# What you are asked to do
Collect every line of the records below that contains the word "Read".

# Exercise materials
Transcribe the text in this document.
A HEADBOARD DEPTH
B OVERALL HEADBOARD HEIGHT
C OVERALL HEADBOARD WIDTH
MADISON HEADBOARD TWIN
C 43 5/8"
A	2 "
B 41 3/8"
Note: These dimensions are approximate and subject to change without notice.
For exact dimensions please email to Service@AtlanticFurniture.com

--

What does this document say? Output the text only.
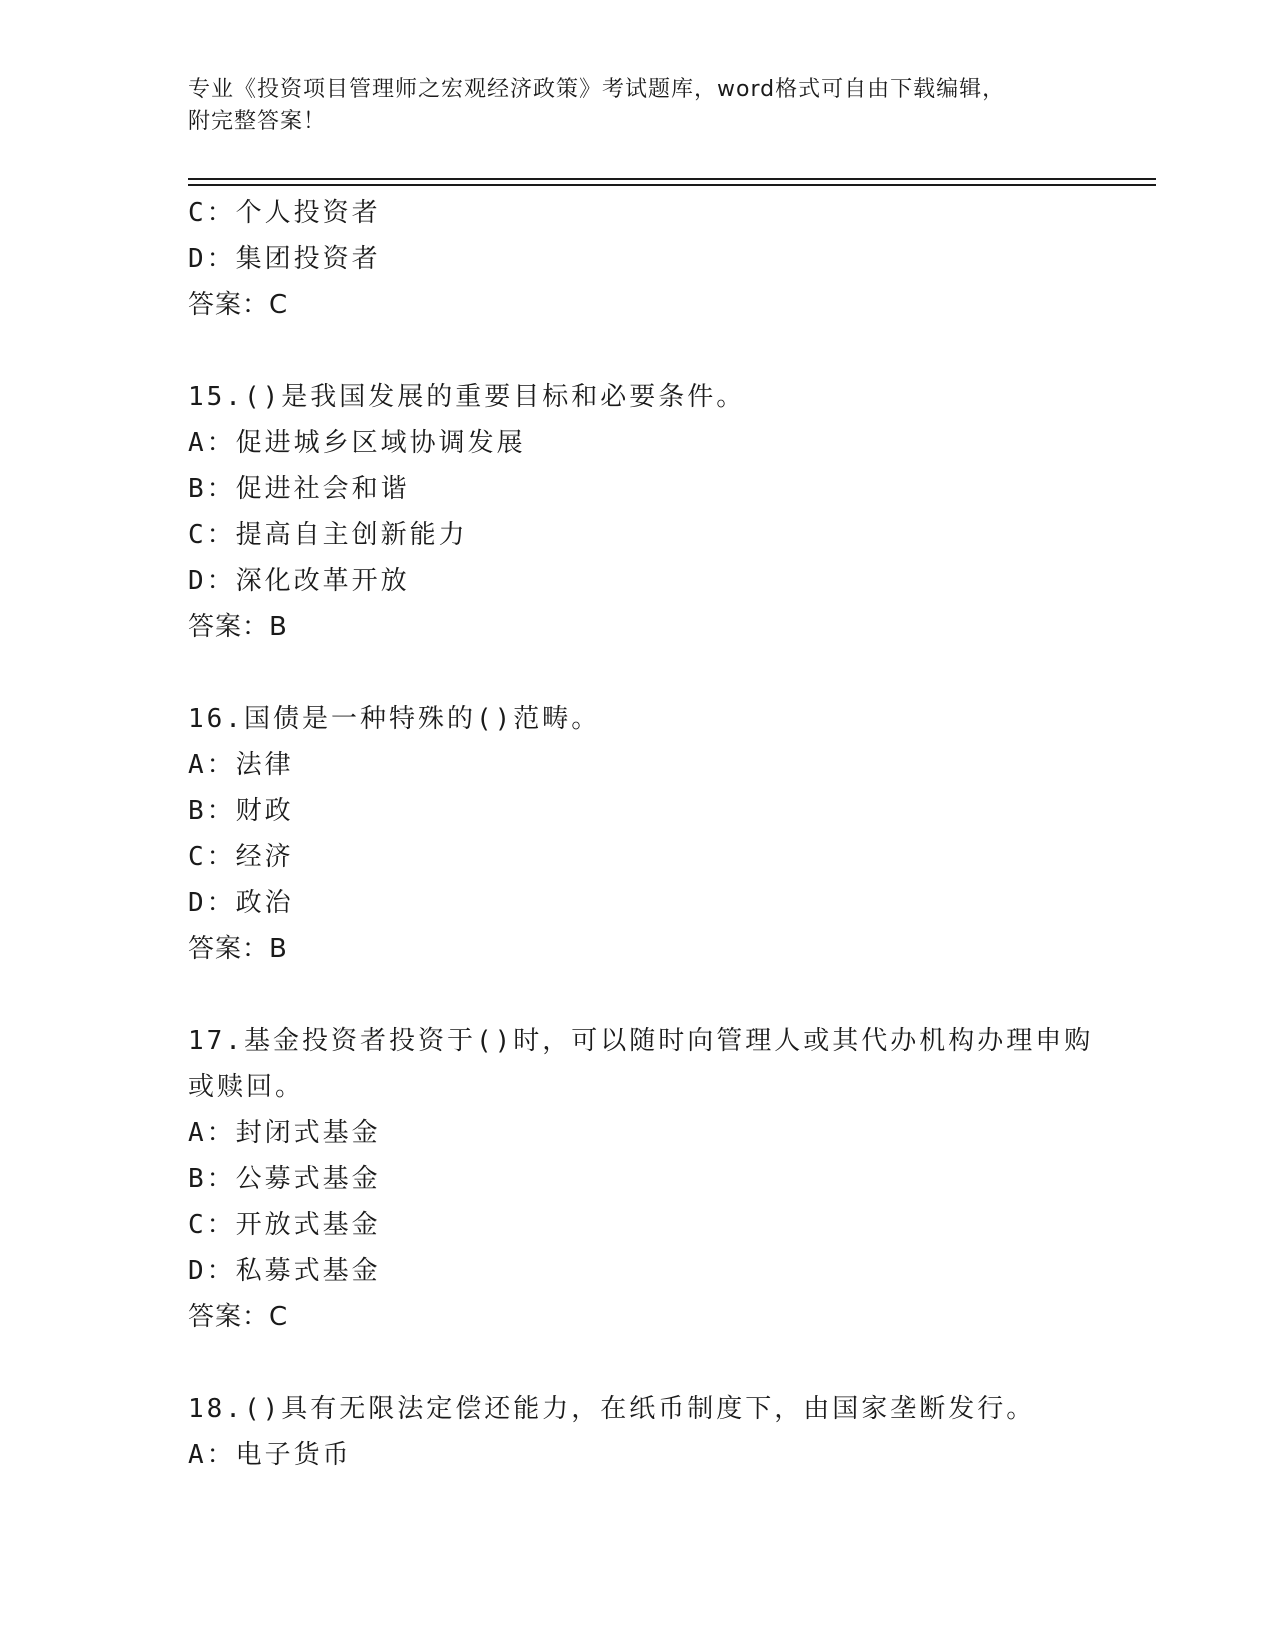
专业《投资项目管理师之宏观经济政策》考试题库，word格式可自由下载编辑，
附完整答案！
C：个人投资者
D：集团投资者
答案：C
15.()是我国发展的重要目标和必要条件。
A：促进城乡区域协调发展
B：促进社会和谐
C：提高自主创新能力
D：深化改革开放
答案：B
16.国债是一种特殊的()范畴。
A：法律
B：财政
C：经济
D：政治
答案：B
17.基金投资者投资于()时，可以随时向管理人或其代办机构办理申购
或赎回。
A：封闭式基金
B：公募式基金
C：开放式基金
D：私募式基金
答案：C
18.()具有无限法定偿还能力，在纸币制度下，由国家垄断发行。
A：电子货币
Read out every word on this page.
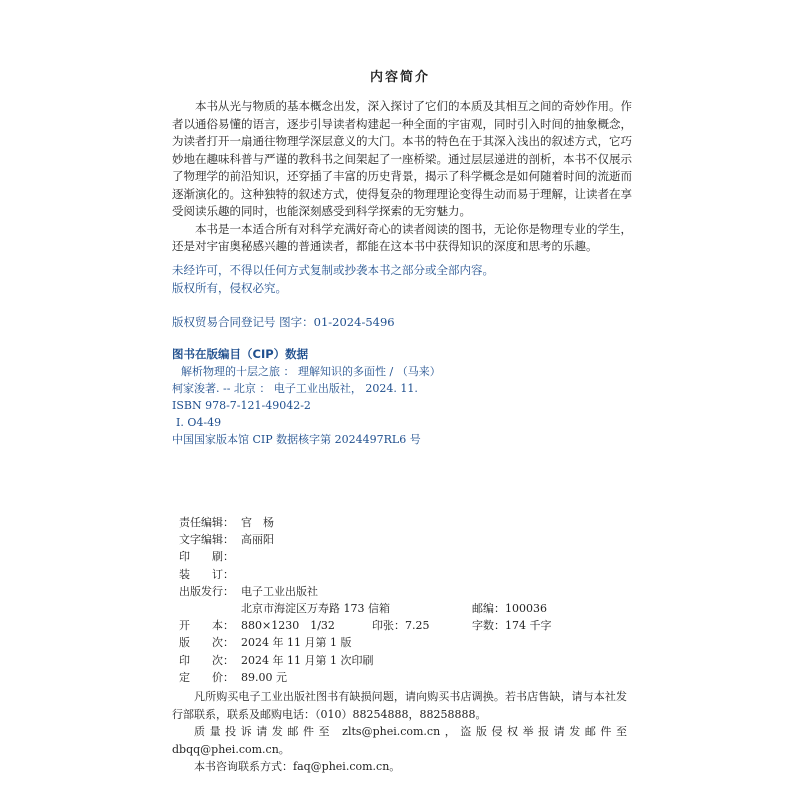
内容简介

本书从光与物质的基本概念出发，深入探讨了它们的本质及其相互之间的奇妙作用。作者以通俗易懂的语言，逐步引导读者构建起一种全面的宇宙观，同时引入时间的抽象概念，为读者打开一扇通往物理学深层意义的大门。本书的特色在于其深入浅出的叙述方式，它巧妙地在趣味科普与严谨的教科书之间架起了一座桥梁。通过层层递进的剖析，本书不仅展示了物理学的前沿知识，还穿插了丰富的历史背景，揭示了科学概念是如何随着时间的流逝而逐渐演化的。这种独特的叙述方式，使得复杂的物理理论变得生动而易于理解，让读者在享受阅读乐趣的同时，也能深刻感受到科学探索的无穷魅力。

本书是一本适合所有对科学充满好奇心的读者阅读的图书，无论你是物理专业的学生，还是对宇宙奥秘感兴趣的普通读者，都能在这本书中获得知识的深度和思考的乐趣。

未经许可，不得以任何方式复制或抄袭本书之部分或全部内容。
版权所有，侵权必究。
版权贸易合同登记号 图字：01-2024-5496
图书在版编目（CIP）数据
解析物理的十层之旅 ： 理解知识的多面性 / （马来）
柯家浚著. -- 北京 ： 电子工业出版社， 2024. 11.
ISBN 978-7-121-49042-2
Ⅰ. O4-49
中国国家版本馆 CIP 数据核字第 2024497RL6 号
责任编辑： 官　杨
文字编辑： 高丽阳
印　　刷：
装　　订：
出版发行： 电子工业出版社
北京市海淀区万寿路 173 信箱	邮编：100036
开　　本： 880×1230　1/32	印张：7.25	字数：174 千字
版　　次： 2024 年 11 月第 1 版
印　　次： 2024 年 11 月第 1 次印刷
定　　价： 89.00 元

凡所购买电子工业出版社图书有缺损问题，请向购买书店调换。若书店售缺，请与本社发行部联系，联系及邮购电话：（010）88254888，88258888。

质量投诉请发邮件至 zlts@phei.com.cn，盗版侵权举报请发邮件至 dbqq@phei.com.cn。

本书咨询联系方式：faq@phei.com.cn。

==

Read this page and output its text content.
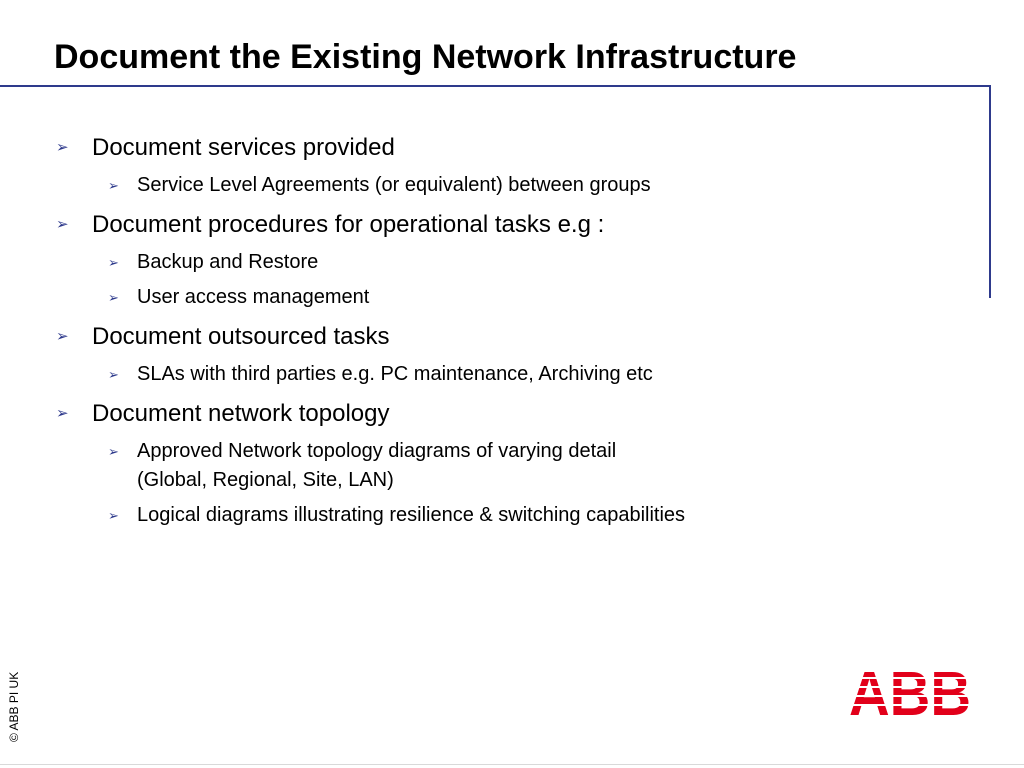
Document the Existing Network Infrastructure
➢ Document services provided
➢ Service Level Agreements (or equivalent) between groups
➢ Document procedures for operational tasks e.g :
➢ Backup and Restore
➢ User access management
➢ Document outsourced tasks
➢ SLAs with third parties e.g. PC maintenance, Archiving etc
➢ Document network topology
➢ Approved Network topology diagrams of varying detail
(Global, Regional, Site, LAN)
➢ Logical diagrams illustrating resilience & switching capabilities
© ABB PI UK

# Reply
Read out every word on this page.
Read this page and output its text content.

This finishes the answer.